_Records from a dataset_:
------------------------------------------------
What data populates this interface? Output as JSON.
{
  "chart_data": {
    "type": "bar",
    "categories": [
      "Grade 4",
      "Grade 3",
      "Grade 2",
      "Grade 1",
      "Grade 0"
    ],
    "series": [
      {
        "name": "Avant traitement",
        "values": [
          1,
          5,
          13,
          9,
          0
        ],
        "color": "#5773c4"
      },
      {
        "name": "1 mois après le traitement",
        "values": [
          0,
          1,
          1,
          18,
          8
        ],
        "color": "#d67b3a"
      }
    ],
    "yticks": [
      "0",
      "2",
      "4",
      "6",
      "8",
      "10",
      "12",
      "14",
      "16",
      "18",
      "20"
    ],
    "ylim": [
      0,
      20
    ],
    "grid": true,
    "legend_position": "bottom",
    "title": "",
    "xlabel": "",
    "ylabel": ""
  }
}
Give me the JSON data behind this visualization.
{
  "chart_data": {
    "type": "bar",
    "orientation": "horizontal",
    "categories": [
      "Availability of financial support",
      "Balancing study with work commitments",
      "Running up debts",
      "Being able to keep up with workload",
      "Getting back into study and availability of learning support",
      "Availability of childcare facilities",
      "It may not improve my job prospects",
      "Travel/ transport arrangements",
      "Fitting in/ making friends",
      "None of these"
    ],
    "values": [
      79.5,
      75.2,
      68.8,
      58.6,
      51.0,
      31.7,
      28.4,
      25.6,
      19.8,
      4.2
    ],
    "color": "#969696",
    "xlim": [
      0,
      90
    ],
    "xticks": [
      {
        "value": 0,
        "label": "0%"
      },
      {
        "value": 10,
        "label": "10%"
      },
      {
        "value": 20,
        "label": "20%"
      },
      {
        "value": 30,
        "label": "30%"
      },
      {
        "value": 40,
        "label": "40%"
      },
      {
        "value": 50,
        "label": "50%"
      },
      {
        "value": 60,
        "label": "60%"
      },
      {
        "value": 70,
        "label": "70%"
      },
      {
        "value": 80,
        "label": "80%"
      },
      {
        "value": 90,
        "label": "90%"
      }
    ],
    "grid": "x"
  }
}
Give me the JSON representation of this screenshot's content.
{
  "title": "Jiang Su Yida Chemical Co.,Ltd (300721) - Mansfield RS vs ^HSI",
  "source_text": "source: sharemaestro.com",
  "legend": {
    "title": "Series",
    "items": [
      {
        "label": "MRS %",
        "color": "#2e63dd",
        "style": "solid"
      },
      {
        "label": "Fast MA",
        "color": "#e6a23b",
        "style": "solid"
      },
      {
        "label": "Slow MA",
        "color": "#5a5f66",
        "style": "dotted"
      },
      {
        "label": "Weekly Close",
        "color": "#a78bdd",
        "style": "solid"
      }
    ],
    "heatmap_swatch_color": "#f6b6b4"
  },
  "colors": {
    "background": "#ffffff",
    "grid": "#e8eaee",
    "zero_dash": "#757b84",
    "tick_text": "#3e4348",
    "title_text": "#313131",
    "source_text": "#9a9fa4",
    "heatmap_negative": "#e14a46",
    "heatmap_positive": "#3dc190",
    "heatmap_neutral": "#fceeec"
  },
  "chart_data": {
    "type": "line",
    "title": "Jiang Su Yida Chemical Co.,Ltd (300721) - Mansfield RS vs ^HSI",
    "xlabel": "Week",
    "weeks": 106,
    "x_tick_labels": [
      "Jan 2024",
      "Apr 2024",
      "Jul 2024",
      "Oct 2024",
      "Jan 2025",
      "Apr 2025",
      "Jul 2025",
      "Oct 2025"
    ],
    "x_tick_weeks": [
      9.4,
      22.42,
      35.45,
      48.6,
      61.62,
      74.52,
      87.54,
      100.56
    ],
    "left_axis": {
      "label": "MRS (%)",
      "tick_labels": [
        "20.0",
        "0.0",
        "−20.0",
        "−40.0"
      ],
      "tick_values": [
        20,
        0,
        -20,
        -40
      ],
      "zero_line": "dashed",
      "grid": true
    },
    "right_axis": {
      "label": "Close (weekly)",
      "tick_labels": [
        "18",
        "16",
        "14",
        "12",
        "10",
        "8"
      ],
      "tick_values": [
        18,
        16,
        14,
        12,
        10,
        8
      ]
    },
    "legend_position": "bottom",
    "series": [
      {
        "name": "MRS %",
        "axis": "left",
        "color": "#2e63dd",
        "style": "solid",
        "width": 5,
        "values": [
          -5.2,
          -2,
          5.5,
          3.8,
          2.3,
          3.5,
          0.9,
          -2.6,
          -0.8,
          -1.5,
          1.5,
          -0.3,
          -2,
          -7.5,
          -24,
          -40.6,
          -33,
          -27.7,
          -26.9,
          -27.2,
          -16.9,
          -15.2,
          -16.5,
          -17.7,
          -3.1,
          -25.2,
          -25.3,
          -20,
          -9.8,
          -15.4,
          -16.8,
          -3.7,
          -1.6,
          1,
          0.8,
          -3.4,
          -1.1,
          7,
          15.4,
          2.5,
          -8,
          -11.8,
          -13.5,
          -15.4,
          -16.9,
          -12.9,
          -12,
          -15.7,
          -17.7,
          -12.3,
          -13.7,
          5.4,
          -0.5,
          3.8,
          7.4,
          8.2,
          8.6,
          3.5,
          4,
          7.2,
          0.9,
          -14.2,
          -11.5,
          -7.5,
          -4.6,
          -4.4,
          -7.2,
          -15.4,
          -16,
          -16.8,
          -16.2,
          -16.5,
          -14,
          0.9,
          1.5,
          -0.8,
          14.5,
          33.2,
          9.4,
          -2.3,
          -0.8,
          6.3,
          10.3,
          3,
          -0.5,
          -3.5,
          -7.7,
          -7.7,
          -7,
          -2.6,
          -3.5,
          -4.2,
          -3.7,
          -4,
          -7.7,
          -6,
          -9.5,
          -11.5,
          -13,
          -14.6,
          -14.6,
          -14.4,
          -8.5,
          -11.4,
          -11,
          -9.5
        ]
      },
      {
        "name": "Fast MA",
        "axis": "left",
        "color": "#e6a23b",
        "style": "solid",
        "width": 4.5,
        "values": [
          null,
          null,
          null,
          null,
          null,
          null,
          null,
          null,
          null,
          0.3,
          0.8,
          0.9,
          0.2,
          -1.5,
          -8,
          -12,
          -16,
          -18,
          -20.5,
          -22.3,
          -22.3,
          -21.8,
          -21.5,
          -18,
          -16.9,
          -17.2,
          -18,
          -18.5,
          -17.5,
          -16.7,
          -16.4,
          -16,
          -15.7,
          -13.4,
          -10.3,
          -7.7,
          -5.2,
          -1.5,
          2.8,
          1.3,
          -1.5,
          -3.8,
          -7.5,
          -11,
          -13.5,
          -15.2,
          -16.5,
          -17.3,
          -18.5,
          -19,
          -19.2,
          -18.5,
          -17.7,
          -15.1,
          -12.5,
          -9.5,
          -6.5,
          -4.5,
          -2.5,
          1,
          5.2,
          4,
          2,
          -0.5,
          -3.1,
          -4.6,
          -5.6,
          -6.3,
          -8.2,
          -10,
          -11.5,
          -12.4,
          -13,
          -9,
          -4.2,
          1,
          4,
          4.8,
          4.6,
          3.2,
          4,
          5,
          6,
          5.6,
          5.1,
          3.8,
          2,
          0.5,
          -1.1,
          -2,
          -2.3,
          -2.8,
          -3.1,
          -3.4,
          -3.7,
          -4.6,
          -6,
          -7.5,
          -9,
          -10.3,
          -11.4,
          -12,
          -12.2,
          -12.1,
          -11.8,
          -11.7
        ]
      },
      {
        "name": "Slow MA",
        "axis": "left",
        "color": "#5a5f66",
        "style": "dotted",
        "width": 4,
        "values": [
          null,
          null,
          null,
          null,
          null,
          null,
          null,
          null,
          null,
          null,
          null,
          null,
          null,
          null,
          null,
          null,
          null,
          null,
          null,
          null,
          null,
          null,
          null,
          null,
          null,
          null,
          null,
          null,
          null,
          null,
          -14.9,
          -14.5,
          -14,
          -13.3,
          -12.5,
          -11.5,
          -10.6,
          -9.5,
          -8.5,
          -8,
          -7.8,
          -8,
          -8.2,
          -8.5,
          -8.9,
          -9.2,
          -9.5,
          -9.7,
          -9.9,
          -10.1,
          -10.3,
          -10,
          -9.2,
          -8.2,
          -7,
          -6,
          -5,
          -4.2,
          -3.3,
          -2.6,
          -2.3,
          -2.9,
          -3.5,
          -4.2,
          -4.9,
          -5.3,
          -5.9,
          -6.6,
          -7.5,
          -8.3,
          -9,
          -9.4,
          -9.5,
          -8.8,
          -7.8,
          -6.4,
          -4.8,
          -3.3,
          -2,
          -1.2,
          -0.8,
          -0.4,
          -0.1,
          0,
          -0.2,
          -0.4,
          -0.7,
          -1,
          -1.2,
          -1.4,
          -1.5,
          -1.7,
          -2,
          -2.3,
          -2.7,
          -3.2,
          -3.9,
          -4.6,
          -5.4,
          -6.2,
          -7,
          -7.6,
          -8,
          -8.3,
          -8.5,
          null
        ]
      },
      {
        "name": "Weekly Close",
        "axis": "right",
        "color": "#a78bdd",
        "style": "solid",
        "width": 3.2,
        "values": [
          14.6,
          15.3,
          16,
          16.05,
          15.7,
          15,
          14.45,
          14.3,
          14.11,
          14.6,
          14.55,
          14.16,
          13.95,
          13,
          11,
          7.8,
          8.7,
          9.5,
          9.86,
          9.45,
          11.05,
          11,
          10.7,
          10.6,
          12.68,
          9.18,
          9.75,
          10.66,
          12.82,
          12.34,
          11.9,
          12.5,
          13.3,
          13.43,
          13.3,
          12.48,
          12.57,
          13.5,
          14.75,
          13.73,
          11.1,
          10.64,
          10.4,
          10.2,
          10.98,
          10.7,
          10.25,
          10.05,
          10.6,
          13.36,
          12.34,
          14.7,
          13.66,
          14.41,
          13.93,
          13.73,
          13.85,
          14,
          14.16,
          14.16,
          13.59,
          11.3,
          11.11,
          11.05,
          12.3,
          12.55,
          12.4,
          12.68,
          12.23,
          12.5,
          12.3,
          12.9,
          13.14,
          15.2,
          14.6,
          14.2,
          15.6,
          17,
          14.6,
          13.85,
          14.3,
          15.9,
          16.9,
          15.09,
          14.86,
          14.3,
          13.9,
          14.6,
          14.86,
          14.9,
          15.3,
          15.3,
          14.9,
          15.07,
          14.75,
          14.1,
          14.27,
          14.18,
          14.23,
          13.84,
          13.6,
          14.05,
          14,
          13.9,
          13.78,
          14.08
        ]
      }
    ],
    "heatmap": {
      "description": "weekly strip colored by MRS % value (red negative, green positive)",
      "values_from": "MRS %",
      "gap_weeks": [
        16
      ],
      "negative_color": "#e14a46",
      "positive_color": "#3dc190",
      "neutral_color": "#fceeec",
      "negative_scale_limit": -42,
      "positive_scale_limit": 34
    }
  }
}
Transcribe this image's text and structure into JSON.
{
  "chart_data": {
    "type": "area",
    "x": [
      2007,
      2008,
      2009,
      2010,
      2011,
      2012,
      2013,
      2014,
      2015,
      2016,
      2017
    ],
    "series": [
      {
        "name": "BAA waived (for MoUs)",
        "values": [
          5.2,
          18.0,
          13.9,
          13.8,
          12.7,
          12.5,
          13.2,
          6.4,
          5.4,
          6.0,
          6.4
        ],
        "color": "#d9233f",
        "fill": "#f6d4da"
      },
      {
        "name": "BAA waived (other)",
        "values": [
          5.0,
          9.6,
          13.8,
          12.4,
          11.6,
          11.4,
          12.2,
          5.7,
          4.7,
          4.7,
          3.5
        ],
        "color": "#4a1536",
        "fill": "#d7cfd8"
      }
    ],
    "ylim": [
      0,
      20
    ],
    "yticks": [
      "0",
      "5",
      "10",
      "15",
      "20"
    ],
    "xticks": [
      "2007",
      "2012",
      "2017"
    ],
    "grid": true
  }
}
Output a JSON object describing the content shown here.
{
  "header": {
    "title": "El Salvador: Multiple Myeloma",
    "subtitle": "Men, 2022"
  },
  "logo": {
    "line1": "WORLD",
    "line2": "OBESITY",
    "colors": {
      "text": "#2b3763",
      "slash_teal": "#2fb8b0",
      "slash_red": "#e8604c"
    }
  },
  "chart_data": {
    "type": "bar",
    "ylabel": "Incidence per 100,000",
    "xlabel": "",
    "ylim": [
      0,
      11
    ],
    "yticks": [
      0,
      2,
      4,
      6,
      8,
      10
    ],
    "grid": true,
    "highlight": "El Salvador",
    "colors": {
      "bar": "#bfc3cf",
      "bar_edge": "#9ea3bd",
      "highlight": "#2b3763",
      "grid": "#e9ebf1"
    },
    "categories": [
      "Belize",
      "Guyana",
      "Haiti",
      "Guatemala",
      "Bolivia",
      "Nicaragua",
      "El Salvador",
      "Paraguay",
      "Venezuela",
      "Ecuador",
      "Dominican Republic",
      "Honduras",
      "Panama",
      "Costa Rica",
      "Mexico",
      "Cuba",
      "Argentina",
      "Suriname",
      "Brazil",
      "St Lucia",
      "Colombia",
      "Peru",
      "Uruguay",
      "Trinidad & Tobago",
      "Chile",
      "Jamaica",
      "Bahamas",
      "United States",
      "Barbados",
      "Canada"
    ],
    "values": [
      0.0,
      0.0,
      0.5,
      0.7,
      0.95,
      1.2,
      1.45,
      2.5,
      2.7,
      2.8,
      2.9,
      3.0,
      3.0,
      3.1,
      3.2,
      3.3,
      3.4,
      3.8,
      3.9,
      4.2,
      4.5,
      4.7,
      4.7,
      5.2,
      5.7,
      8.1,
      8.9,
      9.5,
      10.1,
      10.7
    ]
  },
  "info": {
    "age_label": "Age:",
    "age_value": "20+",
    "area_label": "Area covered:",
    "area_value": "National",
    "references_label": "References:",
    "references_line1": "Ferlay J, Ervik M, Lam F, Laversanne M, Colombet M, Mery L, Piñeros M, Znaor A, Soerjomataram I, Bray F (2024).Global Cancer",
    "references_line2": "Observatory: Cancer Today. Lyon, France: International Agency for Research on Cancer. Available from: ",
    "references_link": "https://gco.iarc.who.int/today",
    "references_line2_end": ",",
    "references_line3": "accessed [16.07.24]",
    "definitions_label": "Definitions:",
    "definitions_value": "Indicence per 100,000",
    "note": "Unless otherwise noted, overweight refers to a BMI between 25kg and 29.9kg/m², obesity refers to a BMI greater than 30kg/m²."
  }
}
------------------------------------------------
_What is required_: Identify the lines in the entries above that contain "study", then copy them out.

_Written reply_:
      "Balancing study with work commitments",
      "Getting back into study and availability of learning support",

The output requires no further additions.